Data excerpts:
+++

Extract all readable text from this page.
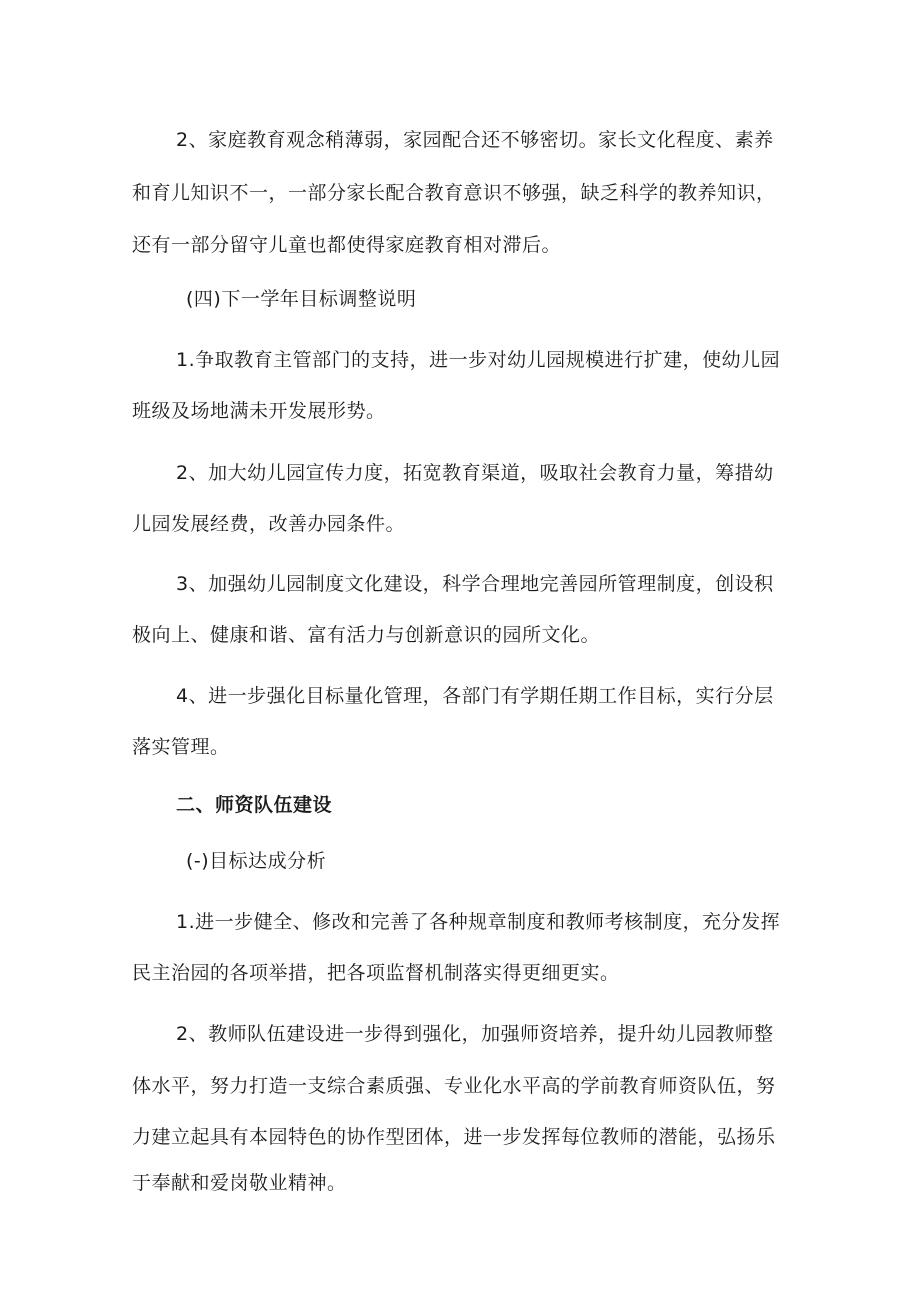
2、家庭教育观念稍薄弱，家园配合还不够密切。家长文化程度、素养
和育儿知识不一，一部分家长配合教育意识不够强，缺乏科学的教养知识，
还有一部分留守儿童也都使得家庭教育相对滞后。
(四)下一学年目标调整说明
1.争取教育主管部门的支持，进一步对幼儿园规模进行扩建，使幼儿园
班级及场地满未开发展形势。
2、加大幼儿园宣传力度，拓宽教育渠道，吸取社会教育力量，筹措幼
儿园发展经费，改善办园条件。
3、加强幼儿园制度文化建设，科学合理地完善园所管理制度，创设积
极向上、健康和谐、富有活力与创新意识的园所文化。
4、进一步强化目标量化管理，各部门有学期任期工作目标，实行分层
落实管理。
二、师资队伍建设
(-)目标达成分析
1.进一步健全、修改和完善了各种规章制度和教师考核制度，充分发挥
民主治园的各项举措，把各项监督机制落实得更细更实。
2、教师队伍建设进一步得到强化，加强师资培养，提升幼儿园教师整
体水平，努力打造一支综合素质强、专业化水平高的学前教育师资队伍，努
力建立起具有本园特色的协作型团体，进一步发挥每位教师的潜能，弘扬乐
于奉献和爱岗敬业精神。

+++

Task directions:
Reproduce the entries above word for word. Pictures stay out.

Result for this task:
Extract all readable text from this page.
2、家庭教育观念稍薄弱，家园配合还不够密切。家长文化程度、素养
和育儿知识不一，一部分家长配合教育意识不够强，缺乏科学的教养知识，
还有一部分留守儿童也都使得家庭教育相对滞后。
(四)下一学年目标调整说明
1.争取教育主管部门的支持，进一步对幼儿园规模进行扩建，使幼儿园
班级及场地满未开发展形势。
2、加大幼儿园宣传力度，拓宽教育渠道，吸取社会教育力量，筹措幼
儿园发展经费，改善办园条件。
3、加强幼儿园制度文化建设，科学合理地完善园所管理制度，创设积
极向上、健康和谐、富有活力与创新意识的园所文化。
4、进一步强化目标量化管理，各部门有学期任期工作目标，实行分层
落实管理。
二、师资队伍建设
(-)目标达成分析
1.进一步健全、修改和完善了各种规章制度和教师考核制度，充分发挥
民主治园的各项举措，把各项监督机制落实得更细更实。
2、教师队伍建设进一步得到强化，加强师资培养，提升幼儿园教师整
体水平，努力打造一支综合素质强、专业化水平高的学前教育师资队伍，努
力建立起具有本园特色的协作型团体，进一步发挥每位教师的潜能，弘扬乐
于奉献和爱岗敬业精神。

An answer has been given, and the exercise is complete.